What the task requires —
Render every line of the items below as a JSON list of strings, one string per line and with blank lines omitted. Leave the pictures out of the answer.
+++ Records for processing +++
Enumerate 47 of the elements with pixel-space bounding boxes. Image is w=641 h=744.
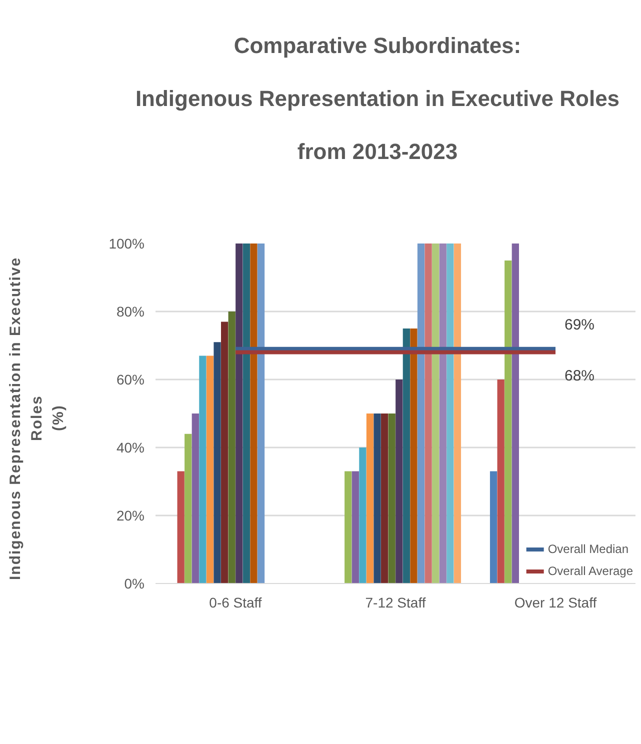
bar [214, 342, 221, 584]
bar [432, 244, 440, 584]
bar [439, 244, 446, 584]
legend-label: Overall Average [548, 564, 633, 578]
data-label: 68% [564, 368, 595, 385]
bar [417, 244, 425, 584]
bar [177, 471, 184, 584]
bar [388, 414, 396, 584]
bar [250, 244, 258, 584]
bar [410, 328, 418, 584]
bar [374, 414, 381, 584]
chart-title: Comparative Subordinates: Indigenous Representation in Executive Roles from 2013-2023 [135, 33, 620, 164]
y-tick-label: 100% [108, 236, 145, 252]
y-tick-label: 40% [116, 440, 145, 456]
legend-label: Overall Median [548, 542, 629, 556]
y-tick-label: 0% [124, 576, 144, 592]
bar [184, 434, 192, 584]
bar [192, 414, 199, 584]
bar [352, 471, 359, 584]
y-tick-label: 80% [116, 304, 145, 320]
y-tick-label: 60% [116, 372, 145, 388]
bar [512, 244, 519, 584]
bar [424, 244, 432, 584]
bar [504, 260, 512, 584]
bar [454, 244, 462, 584]
bar [206, 356, 214, 584]
data-label: 69% [564, 316, 595, 334]
bar [380, 414, 388, 584]
bar [228, 312, 236, 584]
bar [490, 471, 498, 584]
x-tick-label: Over 12 Staff [514, 594, 597, 610]
bar [359, 448, 366, 584]
bar [402, 328, 410, 584]
bar [236, 244, 243, 584]
bar [446, 244, 454, 584]
bar [199, 356, 206, 584]
bar [242, 244, 250, 584]
bar [497, 380, 504, 584]
bar [344, 471, 352, 584]
bar [396, 380, 403, 584]
x-tick-label: 7-12 Staff [365, 594, 426, 610]
y-axis-title: Indigenous Representation in Executive Roles (%) [6, 256, 68, 580]
bar [220, 322, 228, 584]
x-tick-label: 0-6 Staff [209, 594, 262, 610]
bar [257, 244, 265, 584]
bar [366, 414, 374, 584]
y-tick-label: 20% [116, 508, 145, 524]
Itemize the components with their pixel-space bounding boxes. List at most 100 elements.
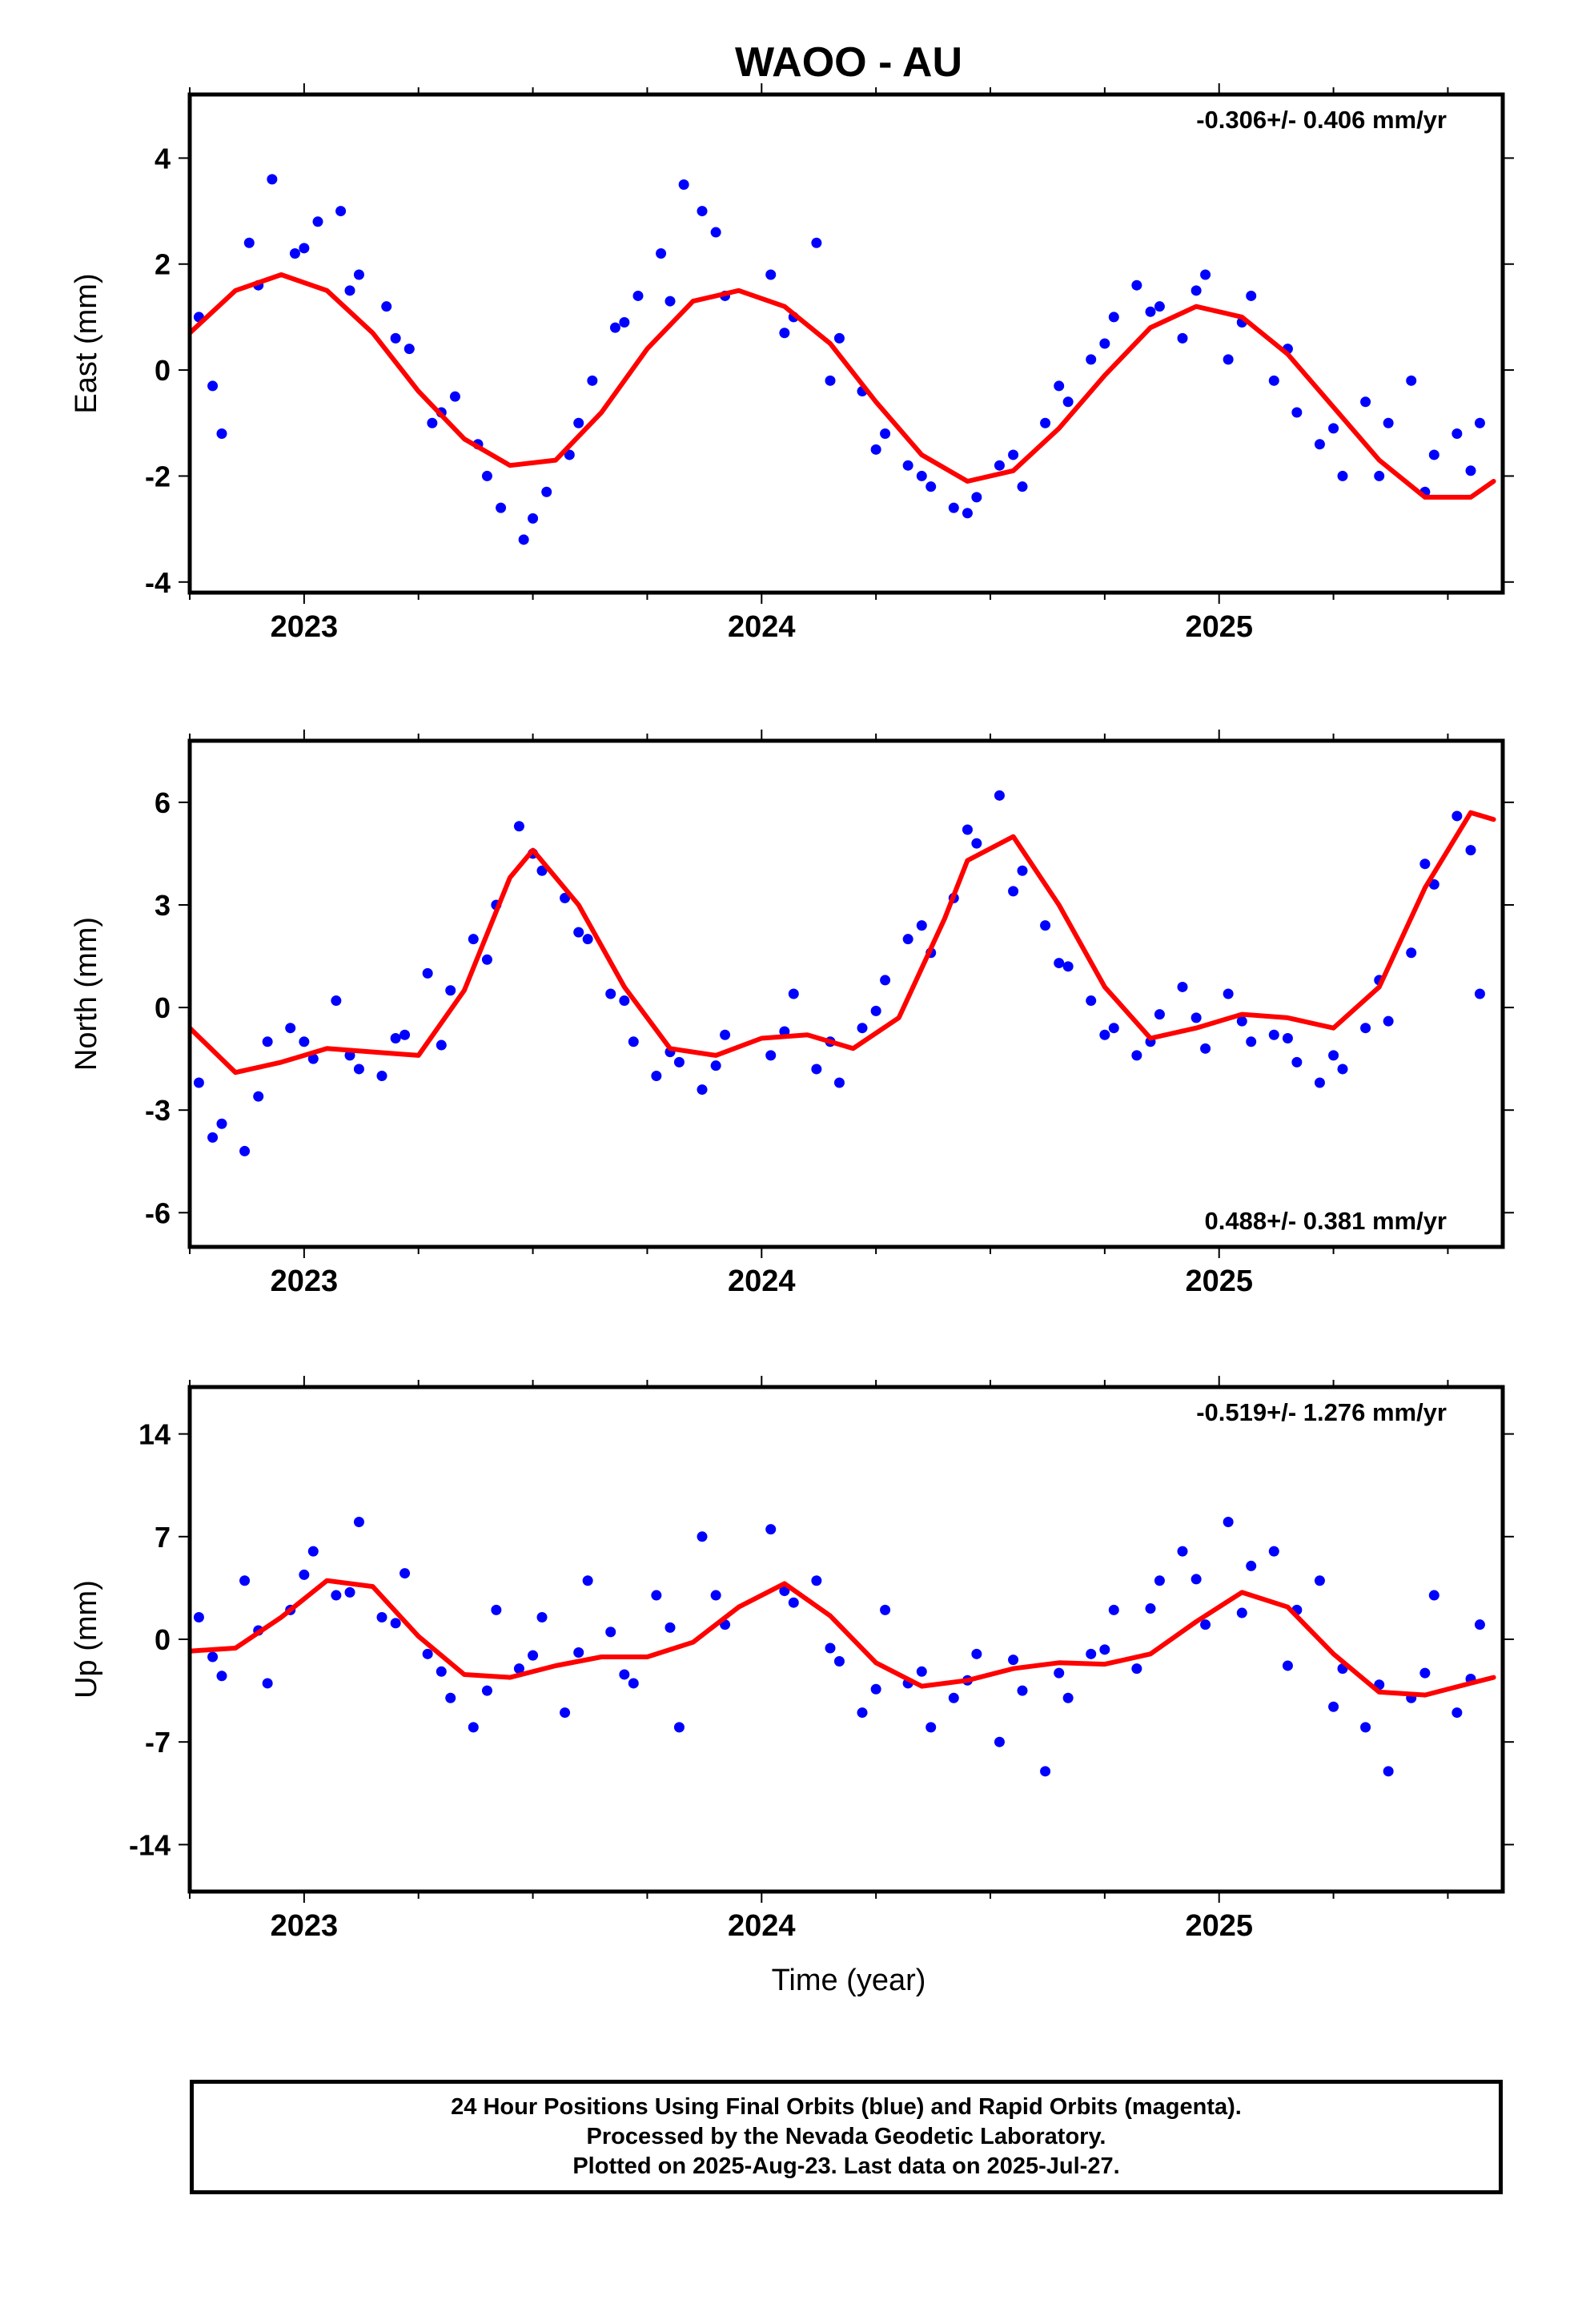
data-point — [335, 206, 347, 217]
data-point — [1054, 1667, 1065, 1679]
data-point — [331, 1590, 342, 1601]
data-point — [880, 428, 891, 439]
data-point — [1200, 269, 1211, 280]
data-point — [536, 1612, 548, 1623]
data-point — [400, 1029, 411, 1040]
data-point — [619, 1669, 630, 1680]
data-point — [870, 1005, 881, 1016]
data-point — [710, 1060, 721, 1072]
data-point — [1223, 988, 1234, 999]
data-point — [1145, 306, 1156, 317]
data-point — [207, 1651, 219, 1663]
data-point — [857, 1707, 868, 1719]
data-point — [1360, 1023, 1371, 1034]
data-point — [1200, 1043, 1211, 1054]
data-point — [673, 1056, 685, 1068]
data-point — [1246, 290, 1257, 301]
data-point — [665, 296, 676, 307]
data-point — [825, 1642, 836, 1654]
panel-frame — [187, 738, 1505, 1249]
data-point — [1062, 961, 1074, 972]
data-point — [1062, 1692, 1074, 1703]
data-point — [216, 1118, 227, 1129]
data-point — [1099, 338, 1110, 349]
data-point — [1282, 1660, 1293, 1671]
data-point — [1236, 1607, 1247, 1618]
data-point — [1383, 1766, 1394, 1777]
panel-2: 2023 2024 2025 6 3 0 -3 -6 North (mm) 0.488+/- 0.… — [70, 730, 1514, 1298]
data-point — [331, 995, 342, 1007]
data-point — [948, 1692, 959, 1703]
data-point — [656, 248, 667, 259]
data-point — [1099, 1029, 1110, 1040]
data-point — [1383, 417, 1394, 428]
data-point — [870, 444, 881, 455]
data-point — [697, 1084, 708, 1096]
data-point — [1337, 1063, 1348, 1075]
x-tick-label: 2023 — [271, 1909, 339, 1943]
y-tick-label: -14 — [129, 1828, 171, 1861]
data-point — [216, 428, 227, 439]
data-point — [811, 1063, 822, 1075]
data-point — [1223, 1516, 1234, 1527]
data-point — [1099, 1644, 1110, 1655]
y-axis-label: North (mm) — [70, 917, 103, 1071]
data-point — [609, 322, 620, 333]
data-point — [1428, 1590, 1439, 1601]
x-tick-label: 2023 — [271, 610, 339, 644]
x-tick-label: 2023 — [271, 1265, 339, 1298]
panel-3: 2023 2024 2025 14 7 0 -7 -14 Up (mm) -0.519+/- 1.… — [70, 1376, 1514, 1943]
data-point — [481, 954, 492, 965]
data-point — [1291, 407, 1303, 418]
panel-frame — [187, 92, 1505, 595]
plot-area — [190, 174, 1496, 545]
data-point — [1246, 1560, 1257, 1571]
data-point — [1086, 1648, 1097, 1659]
y-tick-label: 2 — [155, 248, 171, 281]
data-point — [926, 481, 937, 493]
data-point — [678, 179, 689, 190]
data-point — [528, 1650, 539, 1661]
fit-curve — [190, 810, 1496, 1076]
data-point — [390, 332, 401, 344]
data-point — [1314, 439, 1325, 450]
data-point — [628, 1036, 639, 1047]
data-point — [902, 934, 913, 945]
data-point — [436, 1666, 447, 1677]
data-point — [285, 1023, 296, 1034]
fit-curve — [190, 272, 1496, 500]
data-point — [481, 470, 492, 481]
data-point — [518, 534, 529, 545]
data-point — [573, 417, 584, 428]
data-point — [436, 1039, 447, 1051]
data-point — [449, 391, 460, 402]
data-point — [1008, 449, 1019, 460]
data-point — [243, 237, 255, 248]
data-point — [1191, 1012, 1202, 1023]
data-point — [1465, 845, 1476, 856]
data-point — [422, 1648, 433, 1659]
footer-caption-box: 24 Hour Positions Using Final Orbits (bl… — [190, 2080, 1503, 2194]
data-point — [1474, 417, 1485, 428]
data-point — [1054, 958, 1065, 969]
data-point — [788, 988, 799, 999]
panel-1: 2023 2024 2025 4 2 0 -2 -4 East (mm) -0.306+/- 0.… — [70, 83, 1514, 644]
data-point — [1054, 380, 1065, 392]
data-point — [1154, 301, 1165, 312]
data-point — [1223, 354, 1234, 365]
data-point — [833, 1077, 845, 1088]
data-point — [307, 1053, 319, 1064]
y-tick-label: -6 — [145, 1196, 171, 1229]
data-point — [651, 1590, 662, 1601]
y-tick-label: 3 — [155, 889, 171, 922]
data-point — [1314, 1575, 1325, 1586]
data-point — [445, 985, 456, 996]
data-point — [468, 934, 479, 945]
data-point — [496, 502, 507, 513]
data-point — [207, 380, 219, 392]
data-point — [1419, 1667, 1431, 1679]
y-axis-label: East (mm) — [70, 273, 103, 413]
data-point — [1017, 865, 1028, 876]
data-point — [1236, 1015, 1247, 1027]
data-point — [1145, 1603, 1156, 1614]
+++
In response —
[
  "Enumerate 47 of the elements with pixel-space bounding boxes. Image is w=641 h=744.",
  "bar [214, 342, 221, 584]",
  "bar [432, 244, 440, 584]",
  "bar [439, 244, 446, 584]",
  "legend-label: Overall Average [548, 564, 633, 578]",
  "data-label: 68% [564, 368, 595, 385]",
  "bar [417, 244, 425, 584]",
  "bar [177, 471, 184, 584]",
  "bar [388, 414, 396, 584]",
  "bar [250, 244, 258, 584]",
  "bar [410, 328, 418, 584]",
  "bar [374, 414, 381, 584]",
  "chart-title: Comparative Subordinates: Indigenous Representation in Executive Roles from 2013-2023 [135, 33, 620, 164]",
  "y-tick-label: 100% [108, 236, 145, 252]",
  "y-tick-label: 40% [116, 440, 145, 456]",
  "legend-label: Overall Median [548, 542, 629, 556]",
  "y-tick-label: 0% [124, 576, 144, 592]",
  "bar [184, 434, 192, 584]",
  "bar [192, 414, 199, 584]",
  "bar [352, 471, 359, 584]",
  "y-tick-label: 80% [116, 304, 145, 320]",
  "y-tick-label: 60% [116, 372, 145, 388]",
  "bar [512, 244, 519, 584]",
  "bar [424, 244, 432, 584]",
  "bar [504, 260, 512, 584]",
  "bar [454, 244, 462, 584]",
  "bar [206, 356, 214, 584]",
  "data-label: 69% [564, 316, 595, 334]",
  "bar [380, 414, 388, 584]",
  "bar [228, 312, 236, 584]",
  "bar [490, 471, 498, 584]",
  "x-tick-label: Over 12 Staff [514, 594, 597, 610]",
  "bar [359, 448, 366, 584]",
  "bar [402, 328, 410, 584]",
  "bar [236, 244, 243, 584]",
  "bar [446, 244, 454, 584]",
  "bar [199, 356, 206, 584]",
  "bar [242, 244, 250, 584]",
  "bar [497, 380, 504, 584]",
  "bar [344, 471, 352, 584]",
  "bar [396, 380, 403, 584]",
  "x-tick-label: 7-12 Staff [365, 594, 426, 610]",
  "y-axis-title: Indigenous Representation in Executive Roles (%) [6, 256, 68, 580]",
  "bar [220, 322, 228, 584]",
  "x-tick-label: 0-6 Staff [209, 594, 262, 610]",
  "bar [257, 244, 265, 584]",
  "bar [366, 414, 374, 584]",
  "y-tick-label: 20% [116, 508, 145, 524]",
  "Itemize the components with their pixel-space bounding boxes. List at most 100 elements.",
  "data-point — [335, 206, 347, 217]",
  "data-point — [1054, 1667, 1065, 1679]",
  "data-point — [331, 1590, 342, 1601]",
  "data-point — [880, 428, 891, 439]",
  "data-point — [1200, 269, 1211, 280]",
  "data-point — [536, 1612, 548, 1623]",
  "data-point — [400, 1029, 411, 1040]",
  "data-point — [619, 1669, 630, 1680]",
  "data-point — [870, 1005, 881, 1016]",
  "data-point — [710, 1060, 721, 1072]",
  "data-point — [1223, 988, 1234, 999]",
  "data-point — [1145, 306, 1156, 317]",
  "data-point — [207, 1651, 219, 1663]",
  "data-point — [857, 1707, 868, 1719]",
  "data-point — [1360, 1023, 1371, 1034]",
  "data-point — [1200, 1043, 1211, 1054]",
  "data-point — [673, 1056, 685, 1068]",
  "data-point — [1246, 290, 1257, 301]",
  "data-point — [665, 296, 676, 307]",
  "data-point — [825, 1642, 836, 1654]",
  "panel-frame — [187, 738, 1505, 1249]",
  "data-point — [1062, 961, 1074, 972]",
  "data-point — [1062, 1692, 1074, 1703]",
  "data-point — [216, 1118, 227, 1129]",
  "data-point — [1099, 338, 1110, 349]",
  "data-point — [1282, 1660, 1293, 1671]",
  "data-point — [1236, 1607, 1247, 1618]",
  "data-point — [1383, 1766, 1394, 1777]",
  "panel-2: 2023 2024 2025 6 3 0 -3 -6 North (mm) 0.488+/- 0.… — [70, 730, 1514, 1298]",
  "data-point — [331, 995, 342, 1007]",
  "data-point — [948, 1692, 959, 1703]",
  "data-point — [656, 248, 667, 259]",
  "data-point — [1099, 1029, 1110, 1040]",
  "data-point — [1383, 417, 1394, 428]",
  "data-point — [870, 444, 881, 455]",
  "data-point — [697, 1084, 708, 1096]",
  "data-point — [1337, 1063, 1348, 1075]",
  "x-tick-label: 2023 — [271, 1909, 339, 1943]",
  "y-tick-label: -14 — [129, 1828, 171, 1861]",
  "data-point — [216, 428, 227, 439]",
  "data-point — [811, 1063, 822, 1075]",
  "data-point — [1223, 1516, 1234, 1527]",
  "data-point — [1099, 1644, 1110, 1655]",
  "y-axis-label: North (mm) — [70, 917, 103, 1071]",
  "data-point — [609, 322, 620, 333]",
  "data-point — [1428, 1590, 1439, 1601]",
  "x-tick-label: 2023 — [271, 610, 339, 644]",
  "x-tick-label: 2023 — [271, 1265, 339, 1298]",
  "panel-3: 2023 2024 2025 14 7 0 -7 -14 Up (mm) -0.519+/- 1.… — [70, 1376, 1514, 1943]",
  "data-point — [481, 954, 492, 965]",
  "data-point — [1291, 407, 1303, 418]",
  "panel-frame — [187, 92, 1505, 595]",
  "plot-area — [190, 174, 1496, 545]",
  "data-point — [1246, 1560, 1257, 1571]",
  "data-point — [1086, 1648, 1097, 1659]",
  "y-tick-label: 2 — [155, 248, 171, 281]",
  "data-point — [926, 481, 937, 493]",
  "data-point — [678, 179, 689, 190]",
  "data-point — [528, 1650, 539, 1661]",
  "fit-curve — [190, 810, 1496, 1076]",
  "data-point — [390, 332, 401, 344]",
  "data-point — [1314, 439, 1325, 450]",
  "data-point — [628, 1036, 639, 1047]",
  "data-point — [902, 934, 913, 945]",
  "data-point — [436, 1666, 447, 1677]",
  "data-point — [285, 1023, 296, 1034]",
  "fit-curve — [190, 272, 1496, 500]",
  "data-point — [481, 470, 492, 481]",
  "data-point — [518, 534, 529, 545]",
  "data-point — [573, 417, 584, 428]",
  "data-point — [436, 1039, 447, 1051]",
  "data-point — [449, 391, 460, 402]",
  "data-point — [1008, 449, 1019, 460]",
  "data-point — [243, 237, 255, 248]",
  "data-point — [1191, 1012, 1202, 1023]",
  "data-point — [1465, 845, 1476, 856]",
  "data-point — [422, 1648, 433, 1659]",
  "footer-caption-box: 24 Hour Positions Using Final Orbits (bl… — [190, 2080, 1503, 2194]",
  "data-point — [1474, 417, 1485, 428]",
  "data-point — [1054, 958, 1065, 969]",
  "data-point — [788, 988, 799, 999]",
  "panel-1: 2023 2024 2025 4 2 0 -2 -4 East (mm) -0.306+/- 0.… — [70, 83, 1514, 644]",
  "data-point — [1054, 380, 1065, 392]",
  "data-point — [1154, 301, 1165, 312]",
  "data-point — [1223, 354, 1234, 365]",
  "data-point — [833, 1077, 845, 1088]",
  "data-point — [307, 1053, 319, 1064]",
  "y-tick-label: -6 — [145, 1196, 171, 1229]",
  "data-point — [651, 1590, 662, 1601]",
  "y-tick-label: 3 — [155, 889, 171, 922]",
  "data-point — [1314, 1575, 1325, 1586]",
  "data-point — [445, 985, 456, 996]",
  "data-point — [468, 934, 479, 945]",
  "data-point — [496, 502, 507, 513]",
  "data-point — [207, 380, 219, 392]",
  "data-point — [1419, 1667, 1431, 1679]",
  "y-axis-label: East (mm) — [70, 273, 103, 413]",
  "data-point — [1017, 865, 1028, 876]",
  "data-point — [1236, 1015, 1247, 1027]",
  "data-point — [1145, 1603, 1156, 1614]"
]